Task prompt :: Beneath this task is a listing; retype all of it exactly.

Data records ::
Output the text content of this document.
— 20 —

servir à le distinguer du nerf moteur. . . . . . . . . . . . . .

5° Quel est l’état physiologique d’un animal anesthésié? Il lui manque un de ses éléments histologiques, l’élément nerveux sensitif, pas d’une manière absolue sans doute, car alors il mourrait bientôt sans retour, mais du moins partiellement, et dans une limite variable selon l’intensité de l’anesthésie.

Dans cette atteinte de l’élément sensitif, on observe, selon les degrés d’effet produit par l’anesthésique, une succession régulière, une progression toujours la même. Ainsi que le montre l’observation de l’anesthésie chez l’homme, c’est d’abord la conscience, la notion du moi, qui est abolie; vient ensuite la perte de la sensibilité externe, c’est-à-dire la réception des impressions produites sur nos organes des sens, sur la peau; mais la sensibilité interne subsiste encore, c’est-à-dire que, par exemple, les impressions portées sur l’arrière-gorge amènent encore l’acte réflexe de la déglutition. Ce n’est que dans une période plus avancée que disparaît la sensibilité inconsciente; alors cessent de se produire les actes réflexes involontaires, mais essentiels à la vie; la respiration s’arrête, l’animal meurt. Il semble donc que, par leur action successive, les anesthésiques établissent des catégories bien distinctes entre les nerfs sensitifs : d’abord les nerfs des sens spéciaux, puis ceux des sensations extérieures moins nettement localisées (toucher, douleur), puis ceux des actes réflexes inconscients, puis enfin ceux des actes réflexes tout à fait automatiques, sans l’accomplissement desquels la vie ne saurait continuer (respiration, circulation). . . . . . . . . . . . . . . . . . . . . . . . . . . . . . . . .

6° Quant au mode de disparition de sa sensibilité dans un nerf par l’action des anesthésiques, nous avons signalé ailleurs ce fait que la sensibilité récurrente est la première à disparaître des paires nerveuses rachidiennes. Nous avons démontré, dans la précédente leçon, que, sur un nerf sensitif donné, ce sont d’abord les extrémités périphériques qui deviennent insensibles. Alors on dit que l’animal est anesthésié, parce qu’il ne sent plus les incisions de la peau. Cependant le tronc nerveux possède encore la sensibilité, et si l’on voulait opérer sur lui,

Task output ::
Output the text content of this document.
— 20 —

servir à le distinguer du nerf moteur. . . . . . . . . . . . . .

5° Quel est l’état physiologique d’un animal anesthésié? Il lui manque un de ses éléments histologiques, l’élément nerveux sensitif, pas d’une manière absolue sans doute, car alors il mourrait bientôt sans retour, mais du moins partiellement, et dans une limite variable selon l’intensité de l’anesthésie.

Dans cette atteinte de l’élément sensitif, on observe, selon les degrés d’effet produit par l’anesthésique, une succession régulière, une progression toujours la même. Ainsi que le montre l’observation de l’anesthésie chez l’homme, c’est d’abord la conscience, la notion du moi, qui est abolie; vient ensuite la perte de la sensibilité externe, c’est-à-dire la réception des impressions produites sur nos organes des sens, sur la peau; mais la sensibilité interne subsiste encore, c’est-à-dire que, par exemple, les impressions portées sur l’arrière-gorge amènent encore l’acte réflexe de la déglutition. Ce n’est que dans une période plus avancée que disparaît la sensibilité inconsciente; alors cessent de se produire les actes réflexes involontaires, mais essentiels à la vie; la respiration s’arrête, l’animal meurt. Il semble donc que, par leur action successive, les anesthésiques établissent des catégories bien distinctes entre les nerfs sensitifs : d’abord les nerfs des sens spéciaux, puis ceux des sensations extérieures moins nettement localisées (toucher, douleur), puis ceux des actes réflexes inconscients, puis enfin ceux des actes réflexes tout à fait automatiques, sans l’accomplissement desquels la vie ne saurait continuer (respiration, circulation). . . . . . . . . . . . . . . . . . . . . . . . . . . . . . . . .

6° Quant au mode de disparition de sa sensibilité dans un nerf par l’action des anesthésiques, nous avons signalé ailleurs ce fait que la sensibilité récurrente est la première à disparaître des paires nerveuses rachidiennes. Nous avons démontré, dans la précédente leçon, que, sur un nerf sensitif donné, ce sont d’abord les extrémités périphériques qui deviennent insensibles. Alors on dit que l’animal est anesthésié, parce qu’il ne sent plus les incisions de la peau. Cependant le tronc nerveux possède encore la sensibilité, et si l’on voulait opérer sur lui,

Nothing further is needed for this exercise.